--- Extrait du texte ---
Stéfan Cédilot est auteur et metteur en scène de théâtre. Quand il a eu l'idée de faire des one-man-shows sur le rock, il a voulu recruter un vrai acteur, mais ses amis l'en ont vite dissuadé: « Fais-le donc toi-même. T'es pas un acteur? Présente-toi comme Stéfan Cédilot, le fan. »

Tellement fan, le Stéfan, que c'est pour monter un show sur son groupe rock préféré qu'il s'est inscrit en maîtrise à l'École supérieure de théâtre de l'UQAM en 2006. En complément de son mémoire sur la théâtralité dans le concert de U2, il y a créé All I Want Is U2 dont il présente une version revue et corrigée ces jours-ci dans le cadre de Zoofest.

S'il avait payé de sa poche pour monter son show de maîtrise, ce travailleur social à temps partiel estime qu'il lui en aurait coûté un demi-million. "À l'UQAM, on a réussi à avoir accès à certaines bébelles que U2 utilise dans des stades », dit-il avec une lueur dans le regard.

Le décor, gigantesque pour une production universitaire, fusionnait des éléments de tous les spectacles de U2: le coeur de la tournée Elevation, les tours métalliques et les écrans de Zoo TV, les drapeaux blancs et le tapis rouge de War, des éléments miniaturisés de la scénographie futuriste et kitsch de Pop Mart...

«On a été un peu cons parce qu'on ne pouvait pas jouer le show après, raconte Cédilot qui a également monté des spectacles sur Led Zeppelin et les Sex Pistols avec son associé Ben Kalman. Quand on l'a repris deux ans plus tard au théâtre MainLine, il fallait payer nous-mêmes, donc on a réduit la scénographie et j'ai réécrit les deux tiers du texte. Au Zoofest, le texte de maîtrise a disparu complètement. On casse la chronologie du groupe et ça devient du personnel, des anecdotes, mon parcours. On a fini par évacuer tout ce qui n'avait pas été marquant dans ma vie.»

Je rencontre Cédilot dans son local de répétition à l'UQAM. Autour de lui sont disposés des verres fumés semblables à ceux de Bono et un minimum d'accessoires miniaturisés dont des soldats que des étudiants en scénographie ont transformés en Bono, The Edge, Adam Clayton et Larry Mullen Jr à l'époque de la tournée Pop Mart. Sur scène, s'ajouteront trois écrans de télé sur lesquels défileront des extraits de spectacles de U2.

«Stéphanie [Pelletier, metteuse en scène], manipule le drummer et le bassiste pendant que je joue avec The Edge et Bono. On fait les tounes à bouche, ça donne tarararatarara wouin wouin looking for to save my, save my soul. C'est la grande ironie: on fait le spectacle le plus technique de U2 à bouche avec de petits bonshommes.»

Créé en anglais - «J'ai craché le texte en anglais en pensant qu'on me dirait: «T'es malade, on est dans une université francophone, traduis-moi ça!»«- All I Want Is U2 a été joué deux fois cette semaine dans sa nouvelle mouture au théâtre Sainte-Catherine.

--- Données fournies ---

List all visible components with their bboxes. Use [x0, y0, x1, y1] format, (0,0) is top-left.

--- Problème à résoudre ---
Traduisez en anglais cette phrase de l'extrait sur le spectacle de Stéfan Cédilot : « Sur scène, s'ajouteront trois écrans de télé sur lesquels défileront des extraits de spectacles de U2. » Les données forment un ensemble à part, distinct de l'extrait.

--- La solution ---
On stage, three TV screens will be added, showing clips from U2 concerts.